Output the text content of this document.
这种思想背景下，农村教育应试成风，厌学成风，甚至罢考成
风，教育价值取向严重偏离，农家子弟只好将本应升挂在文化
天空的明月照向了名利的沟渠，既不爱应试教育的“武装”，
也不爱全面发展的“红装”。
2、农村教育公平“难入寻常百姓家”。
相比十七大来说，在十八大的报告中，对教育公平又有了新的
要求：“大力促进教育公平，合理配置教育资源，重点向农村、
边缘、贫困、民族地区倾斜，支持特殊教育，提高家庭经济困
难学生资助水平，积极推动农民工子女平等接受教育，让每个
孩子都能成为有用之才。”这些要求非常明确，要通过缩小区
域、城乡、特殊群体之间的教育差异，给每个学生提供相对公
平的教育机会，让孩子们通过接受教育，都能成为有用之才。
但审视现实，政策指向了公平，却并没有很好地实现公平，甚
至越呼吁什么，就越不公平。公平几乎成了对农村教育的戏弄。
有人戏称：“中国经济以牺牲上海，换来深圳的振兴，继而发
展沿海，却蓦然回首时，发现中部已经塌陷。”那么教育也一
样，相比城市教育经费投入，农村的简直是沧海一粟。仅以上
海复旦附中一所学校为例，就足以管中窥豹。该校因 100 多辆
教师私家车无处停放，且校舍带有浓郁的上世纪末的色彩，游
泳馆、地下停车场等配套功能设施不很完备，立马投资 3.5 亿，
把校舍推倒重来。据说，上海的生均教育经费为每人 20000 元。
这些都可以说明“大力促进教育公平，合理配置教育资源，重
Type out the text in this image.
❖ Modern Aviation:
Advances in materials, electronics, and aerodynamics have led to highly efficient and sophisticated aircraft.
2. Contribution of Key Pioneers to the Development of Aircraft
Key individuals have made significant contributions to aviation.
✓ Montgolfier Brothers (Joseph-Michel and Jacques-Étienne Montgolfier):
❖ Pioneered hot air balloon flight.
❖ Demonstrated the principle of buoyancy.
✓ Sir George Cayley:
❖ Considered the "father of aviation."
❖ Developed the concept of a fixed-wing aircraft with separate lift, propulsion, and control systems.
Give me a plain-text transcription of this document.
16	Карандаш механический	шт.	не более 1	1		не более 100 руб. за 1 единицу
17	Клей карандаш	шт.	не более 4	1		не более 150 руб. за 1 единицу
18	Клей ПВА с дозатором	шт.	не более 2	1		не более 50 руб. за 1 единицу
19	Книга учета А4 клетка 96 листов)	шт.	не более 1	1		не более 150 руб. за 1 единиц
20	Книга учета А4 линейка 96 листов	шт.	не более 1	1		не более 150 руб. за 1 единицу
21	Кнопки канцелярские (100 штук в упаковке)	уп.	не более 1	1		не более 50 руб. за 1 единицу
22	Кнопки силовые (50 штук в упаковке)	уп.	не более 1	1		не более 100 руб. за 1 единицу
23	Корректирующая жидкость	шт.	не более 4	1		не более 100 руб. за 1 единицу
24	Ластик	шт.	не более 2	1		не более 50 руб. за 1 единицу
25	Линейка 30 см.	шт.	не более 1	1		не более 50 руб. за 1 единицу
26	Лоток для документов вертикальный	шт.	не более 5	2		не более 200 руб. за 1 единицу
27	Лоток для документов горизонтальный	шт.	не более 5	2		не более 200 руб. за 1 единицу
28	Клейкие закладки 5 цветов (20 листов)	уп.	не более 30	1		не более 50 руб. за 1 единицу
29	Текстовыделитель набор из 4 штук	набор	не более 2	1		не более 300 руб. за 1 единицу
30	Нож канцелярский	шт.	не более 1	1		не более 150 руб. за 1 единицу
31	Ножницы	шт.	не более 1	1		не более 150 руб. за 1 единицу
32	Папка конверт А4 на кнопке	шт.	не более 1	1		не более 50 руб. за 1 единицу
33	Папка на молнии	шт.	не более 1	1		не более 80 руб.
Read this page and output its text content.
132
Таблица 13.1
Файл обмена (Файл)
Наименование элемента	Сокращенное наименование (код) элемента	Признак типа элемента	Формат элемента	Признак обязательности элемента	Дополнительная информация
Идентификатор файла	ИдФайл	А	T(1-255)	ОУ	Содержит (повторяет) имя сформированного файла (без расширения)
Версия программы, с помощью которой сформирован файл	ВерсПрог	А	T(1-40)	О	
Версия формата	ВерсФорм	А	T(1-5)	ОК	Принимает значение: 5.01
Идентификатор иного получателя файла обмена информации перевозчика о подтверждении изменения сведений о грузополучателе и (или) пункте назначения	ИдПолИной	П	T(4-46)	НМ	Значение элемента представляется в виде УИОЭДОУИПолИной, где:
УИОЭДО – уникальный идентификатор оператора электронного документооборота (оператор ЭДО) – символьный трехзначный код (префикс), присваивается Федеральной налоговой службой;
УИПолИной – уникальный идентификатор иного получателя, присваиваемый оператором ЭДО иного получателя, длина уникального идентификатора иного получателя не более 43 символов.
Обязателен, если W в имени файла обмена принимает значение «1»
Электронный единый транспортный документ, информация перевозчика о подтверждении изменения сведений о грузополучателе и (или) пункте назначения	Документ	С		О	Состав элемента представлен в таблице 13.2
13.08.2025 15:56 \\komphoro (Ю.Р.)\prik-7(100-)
────────────────────
Exercise task:
Write out the entries above once more, without altering anything.

Response for this exercise:
Output the text content of this document.
这种思想背景下，农村教育应试成风，厌学成风，甚至罢考成
风，教育价值取向严重偏离，农家子弟只好将本应升挂在文化
天空的明月照向了名利的沟渠，既不爱应试教育的“武装”，
也不爱全面发展的“红装”。
2、农村教育公平“难入寻常百姓家”。
相比十七大来说，在十八大的报告中，对教育公平又有了新的
要求：“大力促进教育公平，合理配置教育资源，重点向农村、
边缘、贫困、民族地区倾斜，支持特殊教育，提高家庭经济困
难学生资助水平，积极推动农民工子女平等接受教育，让每个
孩子都能成为有用之才。”这些要求非常明确，要通过缩小区
域、城乡、特殊群体之间的教育差异，给每个学生提供相对公
平的教育机会，让孩子们通过接受教育，都能成为有用之才。
但审视现实，政策指向了公平，却并没有很好地实现公平，甚
至越呼吁什么，就越不公平。公平几乎成了对农村教育的戏弄。
有人戏称：“中国经济以牺牲上海，换来深圳的振兴，继而发
展沿海，却蓦然回首时，发现中部已经塌陷。”那么教育也一
样，相比城市教育经费投入，农村的简直是沧海一粟。仅以上
海复旦附中一所学校为例，就足以管中窥豹。该校因 100 多辆
教师私家车无处停放，且校舍带有浓郁的上世纪末的色彩，游
泳馆、地下停车场等配套功能设施不很完备，立马投资 3.5 亿，
把校舍推倒重来。据说，上海的生均教育经费为每人 20000 元。
这些都可以说明“大力促进教育公平，合理配置教育资源，重
Type out the text in this image.
❖ Modern Aviation:
Advances in materials, electronics, and aerodynamics have led to highly efficient and sophisticated aircraft.
2. Contribution of Key Pioneers to the Development of Aircraft
Key individuals have made significant contributions to aviation.
✓ Montgolfier Brothers (Joseph-Michel and Jacques-Étienne Montgolfier):
❖ Pioneered hot air balloon flight.
❖ Demonstrated the principle of buoyancy.
✓ Sir George Cayley:
❖ Considered the "father of aviation."
❖ Developed the concept of a fixed-wing aircraft with separate lift, propulsion, and control systems.
Give me a plain-text transcription of this document.
16	Карандаш механический	шт.	не более 1	1		не более 100 руб. за 1 единицу
17	Клей карандаш	шт.	не более 4	1		не более 150 руб. за 1 единицу
18	Клей ПВА с дозатором	шт.	не более 2	1		не более 50 руб. за 1 единицу
19	Книга учета А4 клетка 96 листов)	шт.	не более 1	1		не более 150 руб. за 1 единиц
20	Книга учета А4 линейка 96 листов	шт.	не более 1	1		не более 150 руб. за 1 единицу
21	Кнопки канцелярские (100 штук в упаковке)	уп.	не более 1	1		не более 50 руб. за 1 единицу
22	Кнопки силовые (50 штук в упаковке)	уп.	не более 1	1		не более 100 руб. за 1 единицу
23	Корректирующая жидкость	шт.	не более 4	1		не более 100 руб. за 1 единицу
24	Ластик	шт.	не более 2	1		не более 50 руб. за 1 единицу
25	Линейка 30 см.	шт.	не более 1	1		не более 50 руб. за 1 единицу
26	Лоток для документов вертикальный	шт.	не более 5	2		не более 200 руб. за 1 единицу
27	Лоток для документов горизонтальный	шт.	не более 5	2		не более 200 руб. за 1 единицу
28	Клейкие закладки 5 цветов (20 листов)	уп.	не более 30	1		не более 50 руб. за 1 единицу
29	Текстовыделитель набор из 4 штук	набор	не более 2	1		не более 300 руб. за 1 единицу
30	Нож канцелярский	шт.	не более 1	1		не более 150 руб. за 1 единицу
31	Ножницы	шт.	не более 1	1		не более 150 руб. за 1 единицу
32	Папка конверт А4 на кнопке	шт.	не более 1	1		не более 50 руб. за 1 единицу
33	Папка на молнии	шт.	не более 1	1		не более 80 руб.
Read this page and output its text content.
132
Таблица 13.1
Файл обмена (Файл)
Наименование элемента	Сокращенное наименование (код) элемента	Признак типа элемента	Формат элемента	Признак обязательности элемента	Дополнительная информация
Идентификатор файла	ИдФайл	А	T(1-255)	ОУ	Содержит (повторяет) имя сформированного файла (без расширения)
Версия программы, с помощью которой сформирован файл	ВерсПрог	А	T(1-40)	О	
Версия формата	ВерсФорм	А	T(1-5)	ОК	Принимает значение: 5.01
Идентификатор иного получателя файла обмена информации перевозчика о подтверждении изменения сведений о грузополучателе и (или) пункте назначения	ИдПолИной	П	T(4-46)	НМ	Значение элемента представляется в виде УИОЭДОУИПолИной, где:
УИОЭДО – уникальный идентификатор оператора электронного документооборота (оператор ЭДО) – символьный трехзначный код (префикс), присваивается Федеральной налоговой службой;
УИПолИной – уникальный идентификатор иного получателя, присваиваемый оператором ЭДО иного получателя, длина уникального идентификатора иного получателя не более 43 символов.
Обязателен, если W в имени файла обмена принимает значение «1»
Электронный единый транспортный документ, информация перевозчика о подтверждении изменения сведений о грузополучателе и (или) пункте назначения	Документ	С		О	Состав элемента представлен в таблице 13.2
13.08.2025 15:56 \\komphoro (Ю.Р.)\prik-7(100-)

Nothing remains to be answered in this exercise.